AIM: Tally the lines that hold the word "JSON" and reply with that figure only.

[Records from a collection]

******

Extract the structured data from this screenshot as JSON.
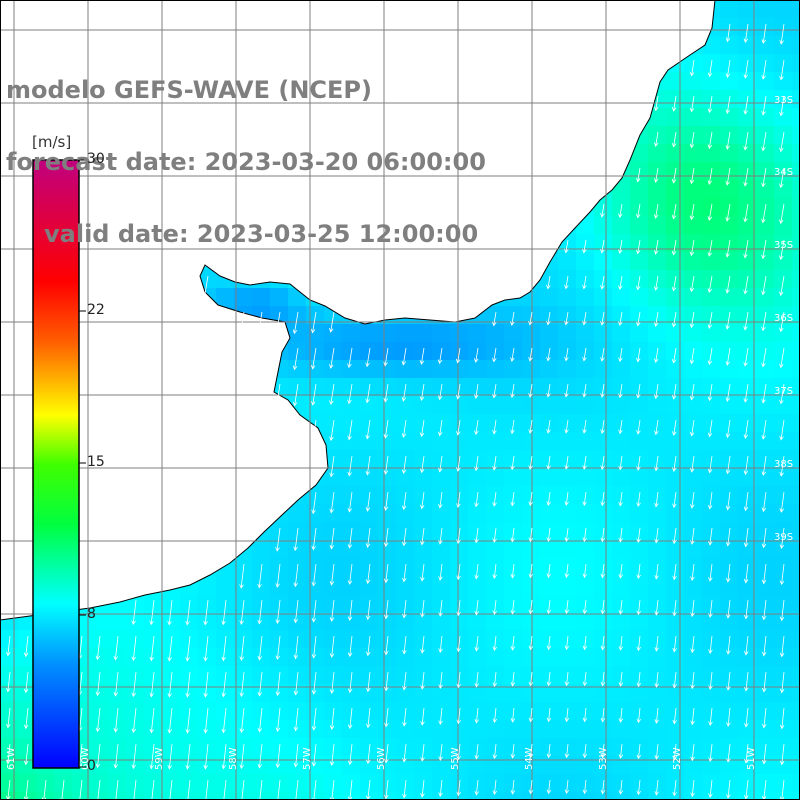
{
  "title": {
    "model": "modelo GEFS-WAVE (NCEP)",
    "forecast_date": "forecast date: 2023-03-20 06:00:00",
    "valid_date": "valid date: 2023-03-25 12:00:00"
  },
  "colorbar": {
    "unit": "[m/s]",
    "ticks": [
      "30",
      "22",
      "15",
      "8",
      "0"
    ],
    "min": 0,
    "max": 30
  },
  "colors": {
    "land": "#ffffff",
    "grid": "#7f7f7f",
    "coast": "#000000",
    "vector": "#ffffff",
    "title_text": "#7f7f7f"
  },
  "map": {
    "lat_labels": [
      "33S",
      "34S",
      "35S",
      "36S",
      "37S",
      "38S",
      "39S"
    ],
    "lon_labels": [
      "61W",
      "60W",
      "59W",
      "58W",
      "57W",
      "56W",
      "55W",
      "54W",
      "53W",
      "52W",
      "51W"
    ]
  }
}
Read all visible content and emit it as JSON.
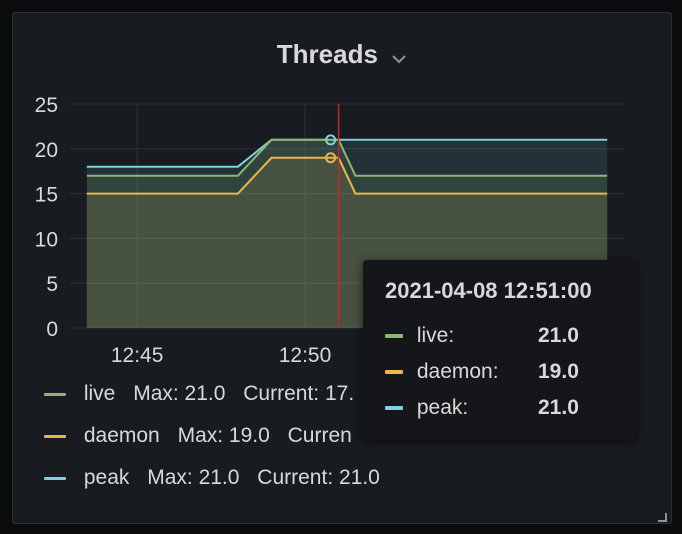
{
  "panel": {
    "title": "Threads",
    "menu_icon": "chevron-down-icon"
  },
  "colors": {
    "live": "#8ab86e",
    "daemon": "#e6b84a",
    "peak": "#7fd0e0",
    "grid": "#2f3236",
    "crosshair": "#c4242b",
    "text": "#d8d9da"
  },
  "chart_data": {
    "type": "line",
    "title": "Threads",
    "xlabel": "",
    "ylabel": "",
    "x": [
      "12:43:30",
      "12:48:00",
      "12:49:00",
      "12:51:00",
      "12:51:30",
      "12:59:00"
    ],
    "x_ticks": [
      "12:45",
      "12:50"
    ],
    "y_ticks": [
      "0",
      "5",
      "10",
      "15",
      "20",
      "25"
    ],
    "ylim": [
      0,
      25
    ],
    "grid": true,
    "fill": true,
    "legend_position": "bottom",
    "series": [
      {
        "name": "live",
        "values": [
          17,
          17,
          21,
          21,
          17,
          17
        ],
        "max": "21.0",
        "current": "17."
      },
      {
        "name": "daemon",
        "values": [
          15,
          15,
          19,
          19,
          15,
          15
        ],
        "max": "19.0",
        "current": ""
      },
      {
        "name": "peak",
        "values": [
          18,
          18,
          21,
          21,
          21,
          21
        ],
        "max": "21.0",
        "current": "21.0"
      }
    ],
    "hover_x": "12:51:00"
  },
  "legend": {
    "items": [
      {
        "name": "live",
        "max_label": "Max: 21.0",
        "current_label": "Current: 17."
      },
      {
        "name": "daemon",
        "max_label": "Max: 19.0",
        "current_label": "Curren"
      },
      {
        "name": "peak",
        "max_label": "Max: 21.0",
        "current_label": "Current: 21.0"
      }
    ]
  },
  "tooltip": {
    "time": "2021-04-08 12:51:00",
    "rows": [
      {
        "label": "live:",
        "value": "21.0"
      },
      {
        "label": "daemon:",
        "value": "19.0"
      },
      {
        "label": "peak:",
        "value": "21.0"
      }
    ]
  }
}
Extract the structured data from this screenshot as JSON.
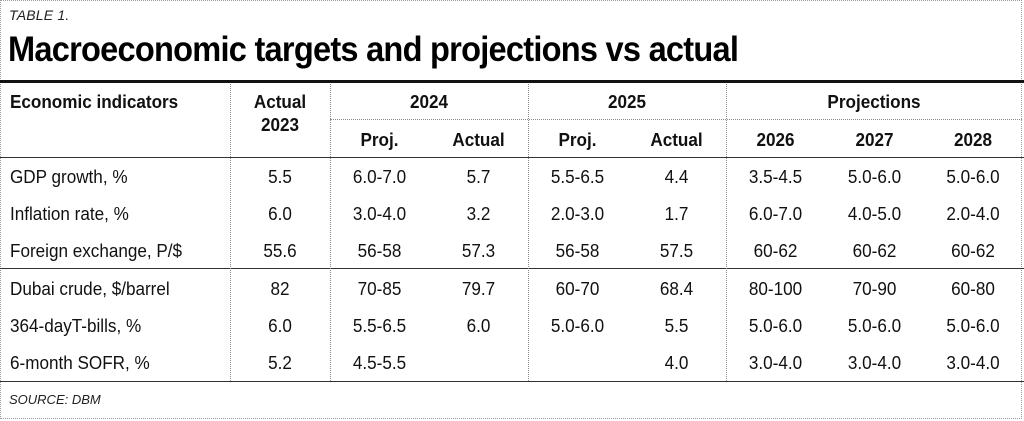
{
  "table_label": "TABLE 1.",
  "title": "Macroeconomic targets and projections vs actual",
  "header": {
    "indicator_col": "Economic indicators",
    "actual2023_line1": "Actual",
    "actual2023_line2": "2023",
    "group_2024": "2024",
    "group_2025": "2025",
    "group_projections": "Projections",
    "sub": [
      "Proj.",
      "Actual",
      "Proj.",
      "Actual",
      "2026",
      "2027",
      "2028"
    ]
  },
  "rows": [
    {
      "label": "GDP growth, %",
      "values": [
        "5.5",
        "6.0-7.0",
        "5.7",
        "5.5-6.5",
        "4.4",
        "3.5-4.5",
        "5.0-6.0",
        "5.0-6.0"
      ]
    },
    {
      "label": "Inflation rate, %",
      "values": [
        "6.0",
        "3.0-4.0",
        "3.2",
        "2.0-3.0",
        "1.7",
        "6.0-7.0",
        "4.0-5.0",
        "2.0-4.0"
      ]
    },
    {
      "label": "Foreign exchange, P/$",
      "values": [
        "55.6",
        "56-58",
        "57.3",
        "56-58",
        "57.5",
        "60-62",
        "60-62",
        "60-62"
      ]
    },
    {
      "label": "Dubai crude, $/barrel",
      "values": [
        "82",
        "70-85",
        "79.7",
        "60-70",
        "68.4",
        "80-100",
        "70-90",
        "60-80"
      ]
    },
    {
      "label": "364-dayT-bills, %",
      "values": [
        "6.0",
        "5.5-6.5",
        "6.0",
        "5.0-6.0",
        "5.5",
        "5.0-6.0",
        "5.0-6.0",
        "5.0-6.0"
      ]
    },
    {
      "label": "6-month SOFR, %",
      "values": [
        "5.2",
        "4.5-5.5",
        "",
        "",
        "4.0",
        "3.0-4.0",
        "3.0-4.0",
        "3.0-4.0"
      ]
    }
  ],
  "source": "SOURCE: DBM"
}
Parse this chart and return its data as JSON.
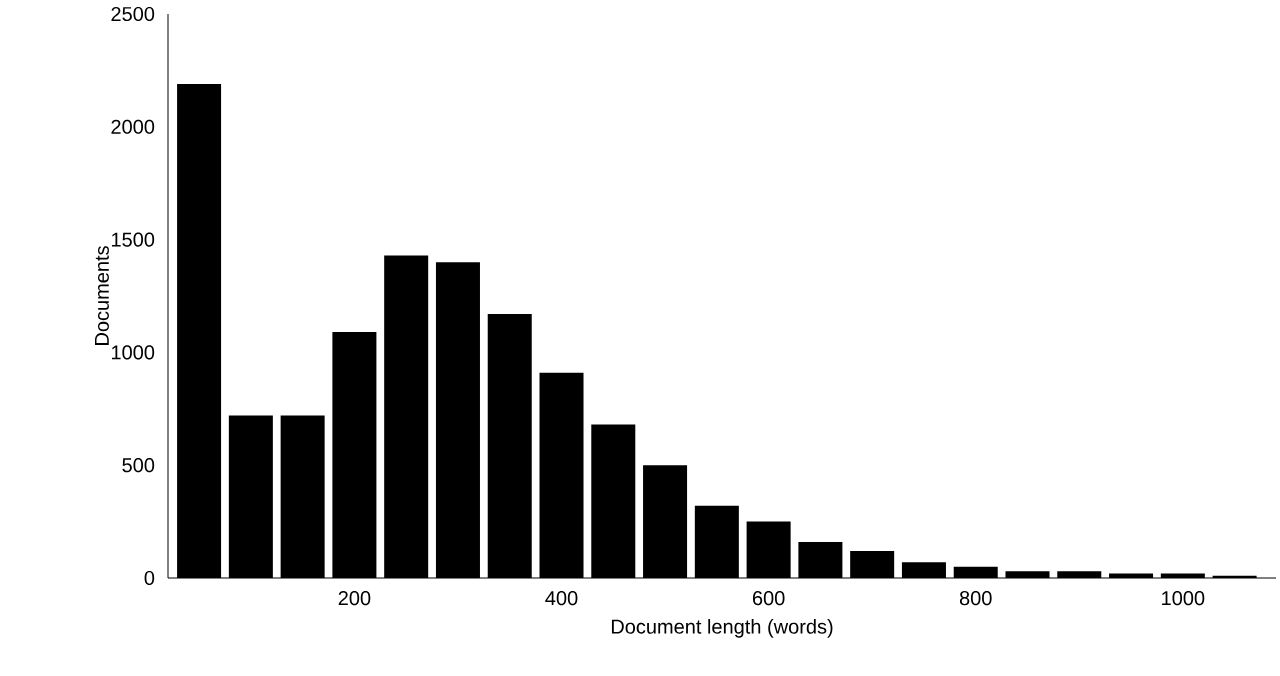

******

EXERCISE OUTPUT: 4